** WORK TASK 1 **
Using the text on HBase read replica properties, explain why the value chosen for hbase.regionserver.storefile.refresh.period involves a tradeoff. Answer in one to three sentences.
** WORK TASK 2 **
Continue the text on HBase read replica properties, picking up after its final sentence.

***** TEXT FOR ANALYSIS

Read replica properties

You must understand the various properties to configure to enable support for read replicas in HBase.

Table 1. HBase Read Replica Properties
Property Name Default Value Description
hbase.region.replica.replication.enabled false

The mechanism for refreshing the secondary replicas. If set to false, secondary replicas are not guaranteed to be consistent at the row level. Secondary replicas are refreshed at intervals controlled by a timer (hbase.regionserver.storefile.refresh.period), and so are guaranteed to be at most that interval of milliseconds behind the primary RegionServer. Secondary replicas read from the HFile in HDFS, and have no access to writes that have not been flushed to the HFile by the primary RegionServer.

If true, replicas are kept up-to-date using replication.

hbase.regionserver.storefile.refresh.period 0 (disabled)

The period, in milliseconds, for refreshing the store files for the secondary replicas. The default value of 0 indicates that the feature is disabled. Secondary replicas update their store files from the primary RegionServer at this interval.

If refreshes occur too often, this can create a burden for the NameNode. If refreshes occur too infrequently, secondary replicas will be less consistent with the primary RegionServer.

**********
***** INFORMATION SHOWN

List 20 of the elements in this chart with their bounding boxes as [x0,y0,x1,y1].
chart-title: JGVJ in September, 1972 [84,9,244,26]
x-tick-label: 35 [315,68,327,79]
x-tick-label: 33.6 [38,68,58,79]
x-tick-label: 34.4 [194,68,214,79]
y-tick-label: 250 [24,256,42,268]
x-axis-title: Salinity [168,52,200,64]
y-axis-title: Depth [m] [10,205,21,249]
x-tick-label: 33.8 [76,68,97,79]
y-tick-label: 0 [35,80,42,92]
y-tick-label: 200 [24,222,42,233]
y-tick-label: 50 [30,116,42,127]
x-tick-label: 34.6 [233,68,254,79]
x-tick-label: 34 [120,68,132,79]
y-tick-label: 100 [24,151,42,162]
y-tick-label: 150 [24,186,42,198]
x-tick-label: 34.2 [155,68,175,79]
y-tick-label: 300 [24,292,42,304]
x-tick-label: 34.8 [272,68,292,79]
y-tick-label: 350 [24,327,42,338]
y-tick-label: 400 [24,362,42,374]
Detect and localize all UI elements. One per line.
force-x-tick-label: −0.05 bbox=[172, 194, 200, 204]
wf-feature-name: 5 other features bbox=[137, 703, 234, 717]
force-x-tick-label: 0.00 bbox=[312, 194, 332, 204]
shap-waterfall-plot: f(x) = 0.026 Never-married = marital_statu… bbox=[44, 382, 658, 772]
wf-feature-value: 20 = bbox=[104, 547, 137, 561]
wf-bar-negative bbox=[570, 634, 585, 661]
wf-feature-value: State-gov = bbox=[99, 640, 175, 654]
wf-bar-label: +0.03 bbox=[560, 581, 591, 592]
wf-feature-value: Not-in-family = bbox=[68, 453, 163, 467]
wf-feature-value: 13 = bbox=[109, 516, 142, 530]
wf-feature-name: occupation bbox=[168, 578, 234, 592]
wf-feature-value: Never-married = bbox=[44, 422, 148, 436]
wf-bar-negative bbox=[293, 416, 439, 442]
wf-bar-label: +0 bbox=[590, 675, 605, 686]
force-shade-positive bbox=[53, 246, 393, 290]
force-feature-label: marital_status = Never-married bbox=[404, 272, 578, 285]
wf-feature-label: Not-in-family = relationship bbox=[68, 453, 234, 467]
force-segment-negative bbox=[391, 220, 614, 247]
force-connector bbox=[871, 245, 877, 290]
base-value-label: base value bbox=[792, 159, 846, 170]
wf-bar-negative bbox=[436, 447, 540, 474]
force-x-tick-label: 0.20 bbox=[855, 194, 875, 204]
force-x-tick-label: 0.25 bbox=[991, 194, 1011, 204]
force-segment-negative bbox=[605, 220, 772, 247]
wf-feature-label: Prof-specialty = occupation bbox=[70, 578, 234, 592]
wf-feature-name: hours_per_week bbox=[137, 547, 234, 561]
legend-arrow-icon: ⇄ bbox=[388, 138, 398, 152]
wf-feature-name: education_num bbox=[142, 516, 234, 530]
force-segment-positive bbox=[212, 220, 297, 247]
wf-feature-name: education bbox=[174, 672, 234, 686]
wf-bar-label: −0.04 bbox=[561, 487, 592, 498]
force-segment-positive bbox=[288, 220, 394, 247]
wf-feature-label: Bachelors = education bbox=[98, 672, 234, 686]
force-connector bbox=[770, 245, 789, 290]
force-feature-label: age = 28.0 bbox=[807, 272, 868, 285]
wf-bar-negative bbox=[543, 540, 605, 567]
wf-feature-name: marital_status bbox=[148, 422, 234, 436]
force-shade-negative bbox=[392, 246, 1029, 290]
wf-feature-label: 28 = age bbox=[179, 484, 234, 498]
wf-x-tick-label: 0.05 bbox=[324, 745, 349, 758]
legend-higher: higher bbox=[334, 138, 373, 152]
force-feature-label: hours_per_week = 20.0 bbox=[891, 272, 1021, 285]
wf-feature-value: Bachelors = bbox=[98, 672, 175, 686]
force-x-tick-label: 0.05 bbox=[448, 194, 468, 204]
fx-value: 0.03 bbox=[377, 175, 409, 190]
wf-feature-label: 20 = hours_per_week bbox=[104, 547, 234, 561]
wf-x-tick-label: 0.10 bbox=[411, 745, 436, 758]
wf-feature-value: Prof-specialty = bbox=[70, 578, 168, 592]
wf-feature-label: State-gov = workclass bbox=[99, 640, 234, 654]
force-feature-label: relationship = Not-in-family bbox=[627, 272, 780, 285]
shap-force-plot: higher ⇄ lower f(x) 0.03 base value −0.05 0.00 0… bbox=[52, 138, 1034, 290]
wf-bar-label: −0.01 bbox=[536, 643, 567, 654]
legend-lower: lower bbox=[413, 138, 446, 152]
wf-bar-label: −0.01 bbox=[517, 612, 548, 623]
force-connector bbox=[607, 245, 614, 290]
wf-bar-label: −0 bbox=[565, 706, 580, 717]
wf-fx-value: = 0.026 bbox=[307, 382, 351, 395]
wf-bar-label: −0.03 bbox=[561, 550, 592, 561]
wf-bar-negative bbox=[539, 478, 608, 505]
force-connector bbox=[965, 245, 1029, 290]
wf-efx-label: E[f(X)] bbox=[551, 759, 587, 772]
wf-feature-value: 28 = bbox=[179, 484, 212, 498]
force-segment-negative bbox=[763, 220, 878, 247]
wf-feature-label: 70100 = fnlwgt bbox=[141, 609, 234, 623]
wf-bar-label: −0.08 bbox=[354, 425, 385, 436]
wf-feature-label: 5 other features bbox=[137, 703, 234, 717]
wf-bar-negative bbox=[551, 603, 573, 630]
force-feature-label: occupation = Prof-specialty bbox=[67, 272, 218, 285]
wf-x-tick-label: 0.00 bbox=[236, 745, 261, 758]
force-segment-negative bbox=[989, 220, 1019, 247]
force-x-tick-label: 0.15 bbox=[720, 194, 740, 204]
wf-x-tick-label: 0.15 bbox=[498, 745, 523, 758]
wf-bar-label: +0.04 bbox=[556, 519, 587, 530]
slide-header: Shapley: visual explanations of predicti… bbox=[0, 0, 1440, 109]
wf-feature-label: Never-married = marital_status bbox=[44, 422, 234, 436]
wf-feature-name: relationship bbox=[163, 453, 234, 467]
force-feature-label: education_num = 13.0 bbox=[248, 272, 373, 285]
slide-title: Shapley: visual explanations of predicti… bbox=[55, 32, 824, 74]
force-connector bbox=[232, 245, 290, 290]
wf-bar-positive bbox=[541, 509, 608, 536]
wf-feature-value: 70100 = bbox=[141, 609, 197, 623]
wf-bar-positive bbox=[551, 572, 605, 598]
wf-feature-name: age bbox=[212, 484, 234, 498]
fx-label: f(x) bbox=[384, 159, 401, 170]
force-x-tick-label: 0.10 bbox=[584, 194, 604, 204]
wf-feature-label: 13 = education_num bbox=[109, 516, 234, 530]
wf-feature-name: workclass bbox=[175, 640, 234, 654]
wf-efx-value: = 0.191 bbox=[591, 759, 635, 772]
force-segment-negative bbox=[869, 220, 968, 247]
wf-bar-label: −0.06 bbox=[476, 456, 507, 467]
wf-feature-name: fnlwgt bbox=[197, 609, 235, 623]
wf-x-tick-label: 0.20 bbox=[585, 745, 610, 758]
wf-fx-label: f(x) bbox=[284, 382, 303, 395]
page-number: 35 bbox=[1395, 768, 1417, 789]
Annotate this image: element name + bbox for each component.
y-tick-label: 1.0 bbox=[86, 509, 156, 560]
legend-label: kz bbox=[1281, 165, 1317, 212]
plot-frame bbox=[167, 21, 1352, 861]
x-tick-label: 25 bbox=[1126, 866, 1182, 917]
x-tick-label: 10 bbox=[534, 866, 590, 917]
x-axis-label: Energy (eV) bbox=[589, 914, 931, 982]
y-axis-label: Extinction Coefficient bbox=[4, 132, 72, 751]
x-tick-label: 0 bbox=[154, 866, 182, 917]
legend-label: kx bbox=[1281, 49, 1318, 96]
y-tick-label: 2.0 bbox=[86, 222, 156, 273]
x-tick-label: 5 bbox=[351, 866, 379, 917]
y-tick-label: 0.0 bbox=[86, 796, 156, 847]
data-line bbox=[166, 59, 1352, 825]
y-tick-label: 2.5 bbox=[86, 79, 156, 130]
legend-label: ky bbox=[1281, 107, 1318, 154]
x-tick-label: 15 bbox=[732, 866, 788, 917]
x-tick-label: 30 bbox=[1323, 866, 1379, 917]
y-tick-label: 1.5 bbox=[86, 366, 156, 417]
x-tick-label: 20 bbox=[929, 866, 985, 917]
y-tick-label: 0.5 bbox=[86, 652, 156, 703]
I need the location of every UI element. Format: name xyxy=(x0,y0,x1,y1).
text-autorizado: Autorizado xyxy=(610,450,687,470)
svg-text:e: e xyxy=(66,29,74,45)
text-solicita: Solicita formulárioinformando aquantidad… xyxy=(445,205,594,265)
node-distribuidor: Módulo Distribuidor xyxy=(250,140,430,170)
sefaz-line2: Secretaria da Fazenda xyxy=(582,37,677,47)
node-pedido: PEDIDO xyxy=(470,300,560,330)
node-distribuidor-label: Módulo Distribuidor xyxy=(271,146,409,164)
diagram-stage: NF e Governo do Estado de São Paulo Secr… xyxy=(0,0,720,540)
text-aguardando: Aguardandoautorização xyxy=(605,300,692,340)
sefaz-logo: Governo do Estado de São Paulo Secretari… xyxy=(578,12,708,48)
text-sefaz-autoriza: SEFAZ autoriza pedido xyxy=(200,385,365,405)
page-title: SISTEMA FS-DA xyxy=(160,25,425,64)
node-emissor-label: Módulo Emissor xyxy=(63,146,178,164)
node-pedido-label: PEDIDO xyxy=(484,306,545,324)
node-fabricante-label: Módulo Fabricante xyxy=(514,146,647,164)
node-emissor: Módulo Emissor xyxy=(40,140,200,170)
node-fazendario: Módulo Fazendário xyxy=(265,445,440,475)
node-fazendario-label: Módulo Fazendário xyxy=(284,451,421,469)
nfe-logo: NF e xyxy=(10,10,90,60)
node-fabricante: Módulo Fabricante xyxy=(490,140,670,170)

**********

** EXERCISE RESULT 1 **
Refreshing too often can create a burden for the NameNode. Refreshing too infrequently makes secondary replicas less consistent with the primary RegionServer.

** EXERCISE RESULT 2 **
hbase.ipc.client.specificThreadForWriting true Whether or not to enable interruption of RPC threads at the client. This is required for region replicas with fallback RPC’s to secondary regions. The default value of true enables primary RegionServers to access data from other regions' secondary replicas.
hbase.client.primaryCallTimeout.get 10000 μs The timeout period, in microseconds, an HBase client waits for a response before the read is submitted to a secondary replica if the read request allows timeline consistency. The default value is 10000 μs. Lower values increase the number of remote procedure calls while lowering latency.
hbase.client.primaryCallTimeout.multiget 10000 μs The timeout period, in milliseconds, before an HBase client's multi-get request, such as HTable.get(List<GET>)), is submitted to a secondary replica if the multi-get request allows timeline consistency. Lower values increase the number of remote procedure calls while lowering latency.